**WHAT YOU SHOULD DO**
Gather up all lines that carry the word "text".

**RECORDS FOR THE TASK**
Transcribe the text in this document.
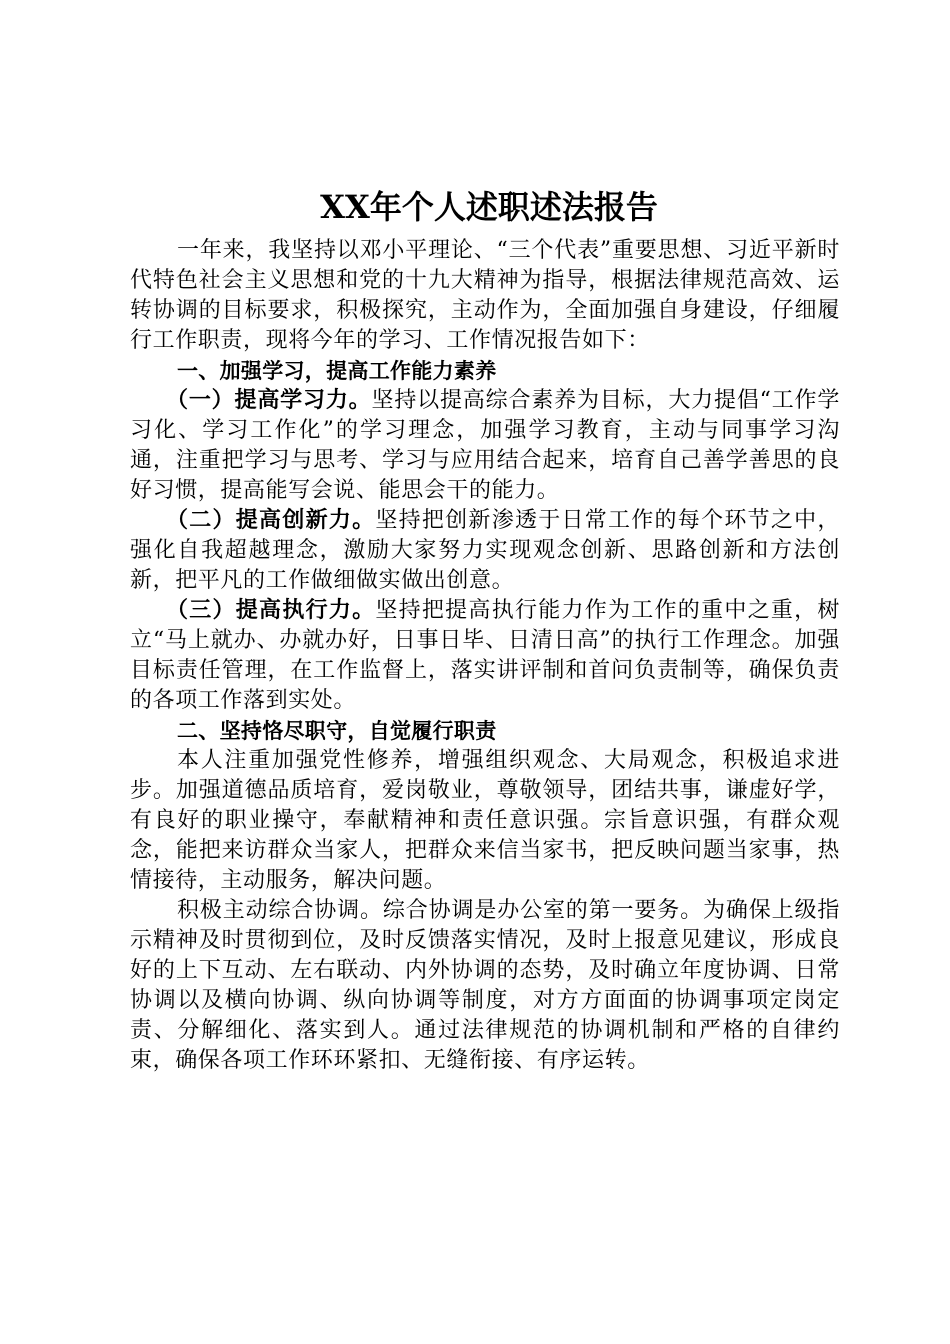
XX年个人述职述法报告

一年来，我坚持以邓小平理论、“三个代表”重要思想、习近平新时代特色社会主义思想和党的十九大精神为指导，根据法律规范高效、运转协调的目标要求，积极探究，主动作为，全面加强自身建设，仔细履行工作职责，现将今年的学习、工作情况报告如下：

一、加强学习，提高工作能力素养

（一）提高学习力。坚持以提高综合素养为目标，大力提倡“工作学习化、学习工作化”的学习理念，加强学习教育，主动与同事学习沟通，注重把学习与思考、学习与应用结合起来，培育自己善学善思的良好习惯，提高能写会说、能思会干的能力。

（二）提高创新力。坚持把创新渗透于日常工作的每个环节之中，强化自我超越理念，激励大家努力实现观念创新、思路创新和方法创新，把平凡的工作做细做实做出创意。

（三）提高执行力。坚持把提高执行能力作为工作的重中之重，树立“马上就办、办就办好，日事日毕、日清日高”的执行工作理念。加强目标责任管理，在工作监督上，落实讲评制和首问负责制等，确保负责的各项工作落到实处。

二、坚持恪尽职守，自觉履行职责

本人注重加强党性修养，增强组织观念、大局观念，积极追求进步。加强道德品质培育，爱岗敬业，尊敬领导，团结共事，谦虚好学，有良好的职业操守，奉献精神和责任意识强。宗旨意识强，有群众观念，能把来访群众当家人，把群众来信当家书，把反映问题当家事，热情接待，主动服务，解决问题。

积极主动综合协调。综合协调是办公室的第一要务。为确保上级指示精神及时贯彻到位，及时反馈落实情况，及时上报意见建议，形成良好的上下互动、左右联动、内外协调的态势，及时确立年度协调、日常协调以及横向协调、纵向协调等制度，对方方面面的协调事项定岗定责、分解细化、落实到人。通过法律规范的协调机制和严格的自律约束，确保各项工作环环紧扣、无缝衔接、有序运转。
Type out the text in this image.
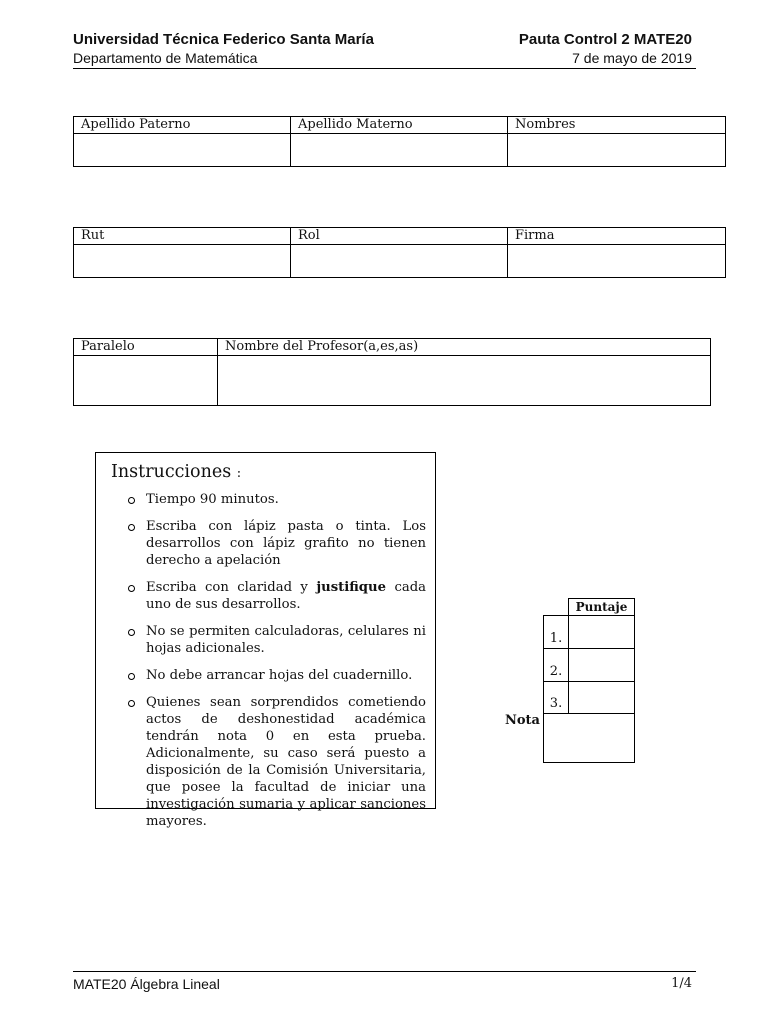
Universidad Técnica Federico Santa María	Pauta Control 2 MATE20
Departamento de Matemática	7 de mayo de 2019
Apellido Paterno	Apellido Materno	Nombres

Rut	Rol	Firma

Paralelo	Nombre del Profesor(a,es,as)

Instrucciones :
Tiempo 90 minutos.
Escriba con lápiz pasta o tinta. Los desarrollos con lápiz grafito no tienen derecho a apelación
Escriba con claridad y justifique cada uno de sus desarrollos.
No se permiten calculadoras, celulares ni hojas adicionales.
No debe arrancar hojas del cuadernillo.
Quienes sean sorprendidos cometiendo actos de deshonestidad académica tendrán nota 0 en esta prueba. Adicionalmente, su caso será puesto a disposición de la Comisión Universitaria, que posee la facultad de iniciar una investigación sumaria y aplicar sanciones mayores.
	Puntaje
1.	
2.	
3.	

Nota
MATE20 Álgebra Lineal	1/4
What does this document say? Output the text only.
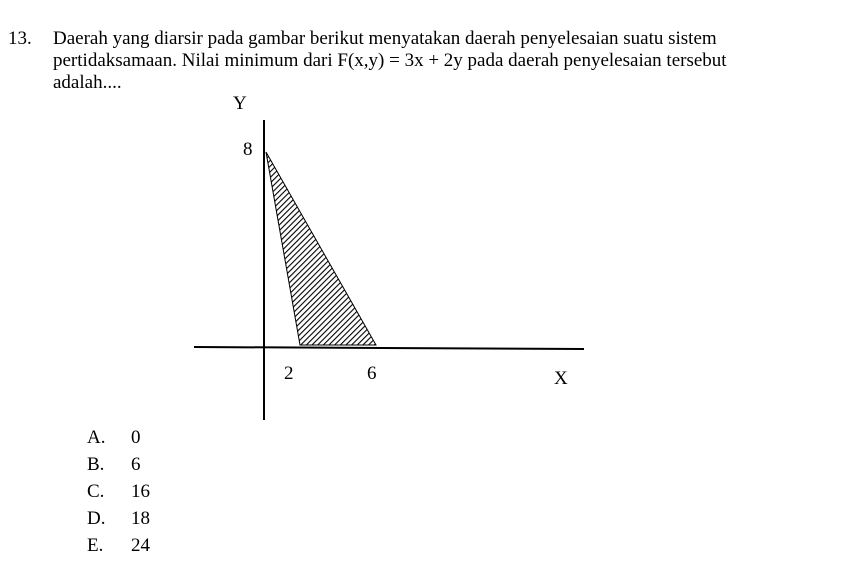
13. Daerah yang diarsir pada gambar berikut menyatakan daerah penyelesaian suatu sistem
pertidaksamaan. Nilai minimum dari F(x,y) = 3x + 2y pada daerah penyelesaian tersebut
adalah....
Y
8
2	6	X
A.	0
B.	6
C.	16
D.	18
E.	24
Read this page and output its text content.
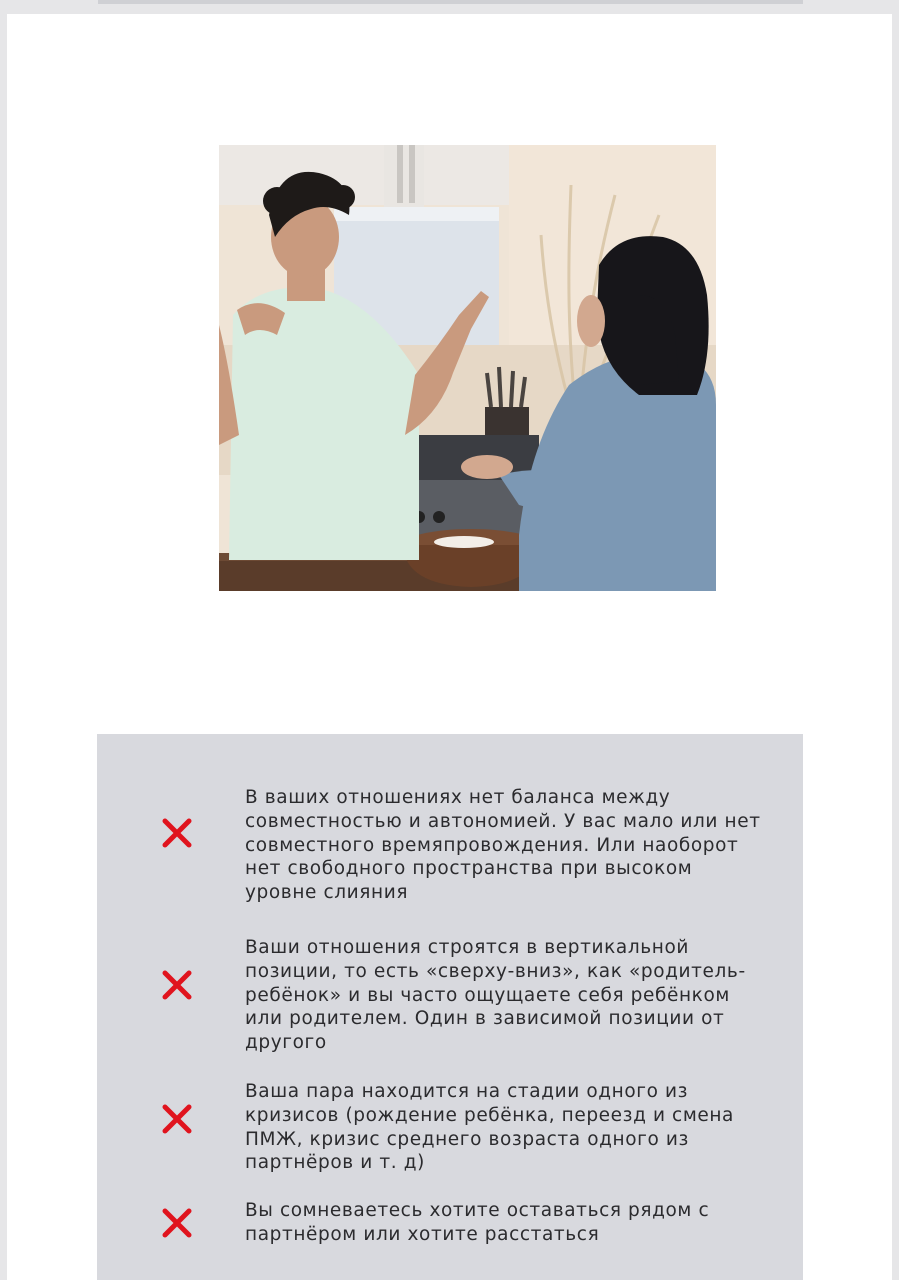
В ваших отношениях нет баланса между совместностью и автономией. У вас мало или нет совместного времяпровождения. Или наоборот нет свободного пространства при высоком уровне слияния
Ваши отношения строятся в вертикальной позиции, то есть «сверху-вниз», как «родитель-ребёнок» и вы часто ощущаете себя ребёнком или родителем. Один в зависимой позиции от другого
Ваша пара находится на стадии одного из кризисов (рождение ребёнка, переезд и смена ПМЖ, кризис среднего возраста одного из партнёров и т. д)
Вы сомневаетесь хотите оставаться рядом с партнёром или хотите расстаться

**CORRECT RESPONSE**
Transcribe the text in this document.
Type out the text in this image.
What does this document say? Output the text only.
Read this page and output its text content.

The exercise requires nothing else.